Figure dataset records
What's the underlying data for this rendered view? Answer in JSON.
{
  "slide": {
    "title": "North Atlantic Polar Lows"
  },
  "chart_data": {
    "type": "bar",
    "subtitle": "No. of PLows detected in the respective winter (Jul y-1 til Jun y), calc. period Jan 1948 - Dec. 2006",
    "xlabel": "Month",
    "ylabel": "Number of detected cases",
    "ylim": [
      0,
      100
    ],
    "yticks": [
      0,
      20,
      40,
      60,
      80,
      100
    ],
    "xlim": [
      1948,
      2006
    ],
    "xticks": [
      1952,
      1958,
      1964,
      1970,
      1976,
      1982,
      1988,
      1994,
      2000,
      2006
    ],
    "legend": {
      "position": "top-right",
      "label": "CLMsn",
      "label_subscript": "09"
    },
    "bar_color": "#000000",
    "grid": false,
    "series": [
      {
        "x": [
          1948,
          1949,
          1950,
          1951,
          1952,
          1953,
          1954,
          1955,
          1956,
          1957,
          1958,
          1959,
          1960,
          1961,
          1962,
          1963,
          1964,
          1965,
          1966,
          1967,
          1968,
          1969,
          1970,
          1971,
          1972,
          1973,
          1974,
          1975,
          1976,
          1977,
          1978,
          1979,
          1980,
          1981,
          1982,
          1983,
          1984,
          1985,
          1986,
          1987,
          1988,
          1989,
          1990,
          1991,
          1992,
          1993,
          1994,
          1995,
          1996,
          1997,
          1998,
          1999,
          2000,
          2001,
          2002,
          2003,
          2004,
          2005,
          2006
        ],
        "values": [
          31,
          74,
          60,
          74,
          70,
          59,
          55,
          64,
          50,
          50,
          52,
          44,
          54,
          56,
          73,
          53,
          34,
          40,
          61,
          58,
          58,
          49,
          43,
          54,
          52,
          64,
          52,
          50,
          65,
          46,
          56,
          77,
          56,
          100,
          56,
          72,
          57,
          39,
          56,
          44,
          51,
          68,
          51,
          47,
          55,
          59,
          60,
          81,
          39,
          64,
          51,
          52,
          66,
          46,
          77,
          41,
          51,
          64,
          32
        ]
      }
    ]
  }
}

## Work to complete
Search the entries for the word "detected" and gather every line where it appears.

## Exercise answer
    "subtitle": "No. of PLows detected in the respective winter (Jul y-1 til Jun y), calc. period Jan 1948 - Dec. 2006",
    "ylabel": "Number of detected cases",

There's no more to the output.